## JOB
Replace "x-tick-label" with "x-axis-tick" throughout the records below and give the lines again with nothing else changed. Leave the pictures out of your answer.

## TASK INPUT
_ _ _
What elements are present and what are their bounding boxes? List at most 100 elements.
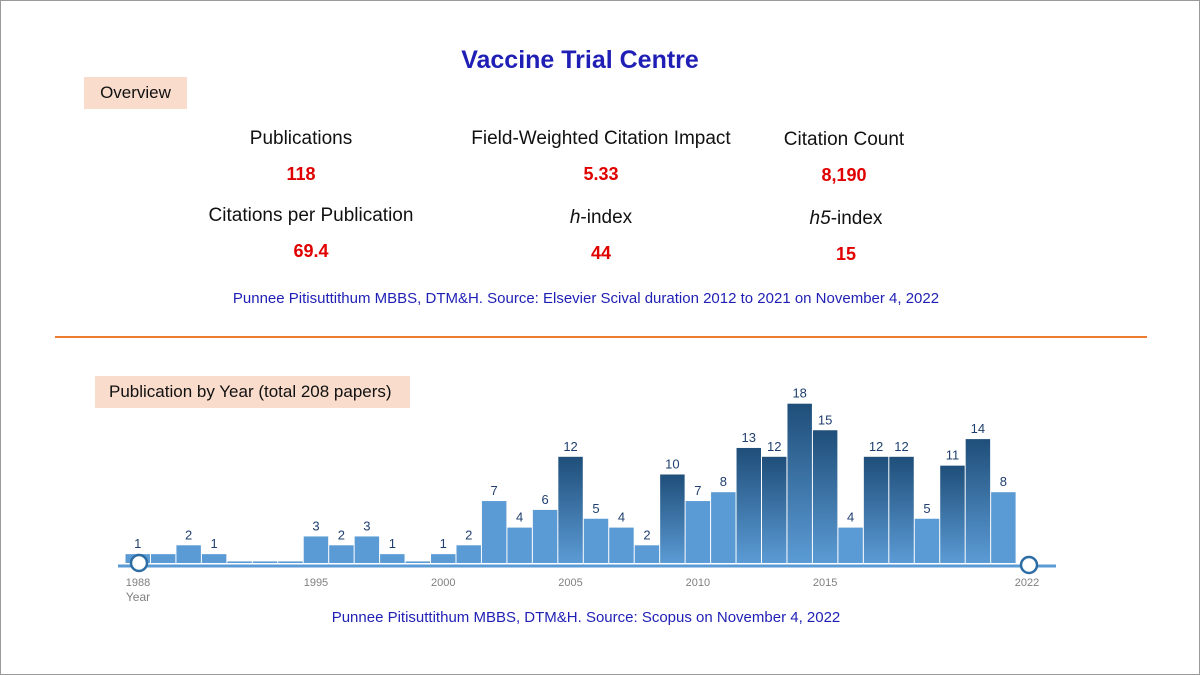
bar (609, 527, 634, 563)
bar-value-label: 1 (389, 536, 396, 551)
bar (685, 501, 711, 563)
overview-source: Punnee Pitisuttithum MBBS, DTM&H. Source… (232, 290, 940, 307)
bar-value-label: 10 (665, 457, 679, 472)
metric-value: 15 (835, 244, 857, 264)
bar-value-label: 2 (465, 527, 472, 542)
bar-value-label: 1 (134, 536, 141, 551)
x-tick-label: 2005 (558, 577, 582, 589)
bar-value-label: 18 (792, 386, 806, 401)
x-tick-label: 1988 (126, 577, 150, 589)
metric-value: 8,190 (821, 165, 867, 185)
bar (150, 554, 176, 563)
bar-value-label: 1 (210, 536, 217, 551)
bar-value-label: 7 (491, 483, 498, 498)
metric-label: Publications (249, 128, 353, 149)
chart-title-tag: Publication by Year (total 208 papers) (95, 376, 410, 408)
bar-value-label: 6 (541, 492, 548, 507)
bar (863, 456, 889, 563)
bar (456, 545, 481, 563)
bar (991, 492, 1016, 563)
bar (940, 465, 965, 563)
metric-label: Citations per Publication (208, 205, 414, 226)
metric-citations-per-publication: Citations per Publication 69.4 (161, 205, 461, 262)
chart-source: Punnee Pitisuttithum MBBS, DTM&H. Source… (331, 609, 841, 626)
bar-value-label: 4 (618, 510, 625, 525)
metric-value: 44 (590, 243, 612, 263)
bar-value-label: 12 (563, 439, 577, 454)
bar (252, 561, 278, 563)
metric-label-italic: h (569, 207, 581, 228)
bar (787, 403, 812, 563)
x-tick-label: 1995 (304, 577, 328, 589)
bar (405, 561, 431, 563)
bar (278, 561, 303, 563)
bar (965, 439, 991, 563)
bar (812, 430, 838, 563)
bar-value-label: 11 (946, 448, 960, 463)
bar (660, 474, 685, 563)
bar-value-label: 15 (818, 412, 832, 427)
bar-value-label: 3 (312, 518, 319, 533)
bar (329, 545, 354, 563)
bar (354, 536, 380, 563)
bar-value-label: 3 (363, 518, 370, 533)
bar (711, 492, 736, 563)
bar (431, 554, 456, 563)
x-tick-label: 2000 (431, 577, 455, 589)
bar (762, 456, 787, 563)
bar-value-label: 8 (720, 474, 727, 489)
metric-publications: Publications 118 (151, 128, 451, 185)
bar-value-label: 12 (767, 439, 781, 454)
bar (176, 545, 201, 563)
x-axis-label: Year (126, 590, 150, 604)
metric-label: h-index (451, 207, 751, 229)
overview-tag: Overview (84, 77, 187, 109)
bar-value-label: 7 (694, 483, 701, 498)
bar (481, 501, 507, 563)
x-tick-label: 2015 (813, 577, 837, 589)
bar-value-label: 12 (894, 439, 908, 454)
bar (201, 554, 227, 563)
bar (736, 447, 761, 563)
metric-value: 5.33 (583, 164, 619, 184)
bar-value-label: 12 (869, 439, 883, 454)
section-divider (55, 336, 1147, 338)
bar-value-label: 14 (971, 421, 985, 436)
bar-value-label: 8 (1000, 474, 1007, 489)
bar (380, 554, 405, 563)
bar-value-label: 5 (923, 501, 930, 516)
metric-fwci: Field-Weighted Citation Impact 5.33 (451, 128, 751, 185)
bar (838, 527, 863, 563)
timeline-end-marker (1019, 555, 1039, 575)
bar (227, 561, 252, 563)
metric-label: Field-Weighted Citation Impact (471, 128, 731, 149)
bar (914, 518, 940, 563)
bar-value-label: 2 (643, 527, 650, 542)
timeline-start-marker (129, 553, 149, 573)
metric-label: h5-index (696, 208, 996, 230)
metric-label: Citation Count (783, 129, 905, 150)
metric-value: 118 (286, 164, 316, 184)
bar (634, 545, 660, 563)
bar-value-label: 4 (847, 510, 854, 525)
metric-h5-index: h5-index 15 (696, 208, 996, 265)
x-tick-label: 2022 (1015, 577, 1039, 589)
bar (583, 518, 609, 563)
metric-h-index: h-index 44 (451, 207, 751, 264)
bar (507, 527, 532, 563)
metric-label-italic: h5 (809, 208, 831, 229)
bar-value-label: 13 (742, 430, 756, 445)
bar-value-label: 5 (592, 501, 599, 516)
bar-value-label: 1 (440, 536, 447, 551)
x-tick-label: 2010 (686, 577, 710, 589)
metric-citation-count: Citation Count 8,190 (694, 129, 994, 186)
bar (558, 456, 583, 563)
bar-value-label: 2 (338, 527, 345, 542)
bar (303, 536, 329, 563)
bar-value-label: 2 (185, 527, 192, 542)
bar-value-label: 4 (516, 510, 523, 525)
metric-label-rest: -index (830, 208, 883, 229)
bar (889, 456, 914, 563)
metric-value: 69.4 (293, 241, 329, 261)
_ _ _
## WRITTEN SOLUTION
What elements are present and what are their bounding boxes? List at most 100 elements.
bar (609, 527, 634, 563)
bar-value-label: 1 (389, 536, 396, 551)
bar (685, 501, 711, 563)
overview-source: Punnee Pitisuttithum MBBS, DTM&H. Source… (232, 290, 940, 307)
bar-value-label: 10 (665, 457, 679, 472)
metric-value: 15 (835, 244, 857, 264)
bar-value-label: 2 (465, 527, 472, 542)
bar-value-label: 1 (134, 536, 141, 551)
x-axis-tick: 2005 (558, 577, 582, 589)
bar-value-label: 18 (792, 386, 806, 401)
x-axis-tick: 1988 (126, 577, 150, 589)
metric-value: 8,190 (821, 165, 867, 185)
bar (150, 554, 176, 563)
bar-value-label: 1 (210, 536, 217, 551)
bar-value-label: 7 (491, 483, 498, 498)
metric-label: Publications (249, 128, 353, 149)
chart-title-tag: Publication by Year (total 208 papers) (95, 376, 410, 408)
bar-value-label: 6 (541, 492, 548, 507)
bar (863, 456, 889, 563)
bar (456, 545, 481, 563)
bar (991, 492, 1016, 563)
bar (940, 465, 965, 563)
metric-label: Citations per Publication (208, 205, 414, 226)
metric-citations-per-publication: Citations per Publication 69.4 (161, 205, 461, 262)
chart-source: Punnee Pitisuttithum MBBS, DTM&H. Source… (331, 609, 841, 626)
bar-value-label: 4 (618, 510, 625, 525)
metric-value: 44 (590, 243, 612, 263)
bar-value-label: 12 (563, 439, 577, 454)
bar (252, 561, 278, 563)
metric-label-italic: h (569, 207, 581, 228)
bar (787, 403, 812, 563)
x-axis-tick: 1995 (304, 577, 328, 589)
bar (405, 561, 431, 563)
bar (278, 561, 303, 563)
bar (965, 439, 991, 563)
bar (812, 430, 838, 563)
bar-value-label: 11 (946, 448, 960, 463)
bar (660, 474, 685, 563)
bar-value-label: 15 (818, 412, 832, 427)
bar-value-label: 3 (312, 518, 319, 533)
bar (329, 545, 354, 563)
bar (354, 536, 380, 563)
bar-value-label: 3 (363, 518, 370, 533)
bar (711, 492, 736, 563)
bar (431, 554, 456, 563)
x-axis-tick: 2000 (431, 577, 455, 589)
bar (762, 456, 787, 563)
bar-value-label: 8 (720, 474, 727, 489)
metric-publications: Publications 118 (151, 128, 451, 185)
bar-value-label: 12 (767, 439, 781, 454)
bar (176, 545, 201, 563)
x-axis-label: Year (126, 590, 150, 604)
metric-label: h-index (451, 207, 751, 229)
overview-tag: Overview (84, 77, 187, 109)
bar-value-label: 7 (694, 483, 701, 498)
bar (481, 501, 507, 563)
x-axis-tick: 2015 (813, 577, 837, 589)
bar-value-label: 12 (894, 439, 908, 454)
bar (201, 554, 227, 563)
bar (736, 447, 761, 563)
metric-value: 5.33 (583, 164, 619, 184)
bar-value-label: 12 (869, 439, 883, 454)
section-divider (55, 336, 1147, 338)
bar-value-label: 14 (971, 421, 985, 436)
bar-value-label: 8 (1000, 474, 1007, 489)
bar (380, 554, 405, 563)
bar-value-label: 5 (923, 501, 930, 516)
metric-fwci: Field-Weighted Citation Impact 5.33 (451, 128, 751, 185)
bar (838, 527, 863, 563)
timeline-end-marker (1019, 555, 1039, 575)
bar (227, 561, 252, 563)
metric-label: Field-Weighted Citation Impact (471, 128, 731, 149)
bar (914, 518, 940, 563)
bar-value-label: 2 (643, 527, 650, 542)
timeline-start-marker (129, 553, 149, 573)
metric-label: h5-index (696, 208, 996, 230)
metric-label: Citation Count (783, 129, 905, 150)
metric-value: 118 (286, 164, 316, 184)
bar (634, 545, 660, 563)
bar-value-label: 4 (847, 510, 854, 525)
metric-h5-index: h5-index 15 (696, 208, 996, 265)
x-axis-tick: 2022 (1015, 577, 1039, 589)
bar (583, 518, 609, 563)
metric-h-index: h-index 44 (451, 207, 751, 264)
bar (507, 527, 532, 563)
metric-label-italic: h5 (809, 208, 831, 229)
bar-value-label: 13 (742, 430, 756, 445)
bar-value-label: 5 (592, 501, 599, 516)
bar-value-label: 1 (440, 536, 447, 551)
x-axis-tick: 2010 (686, 577, 710, 589)
metric-citation-count: Citation Count 8,190 (694, 129, 994, 186)
bar (558, 456, 583, 563)
bar-value-label: 2 (338, 527, 345, 542)
bar (303, 536, 329, 563)
bar-value-label: 2 (185, 527, 192, 542)
bar-value-label: 4 (516, 510, 523, 525)
metric-label-rest: -index (830, 208, 883, 229)
bar (889, 456, 914, 563)
metric-value: 69.4 (293, 241, 329, 261)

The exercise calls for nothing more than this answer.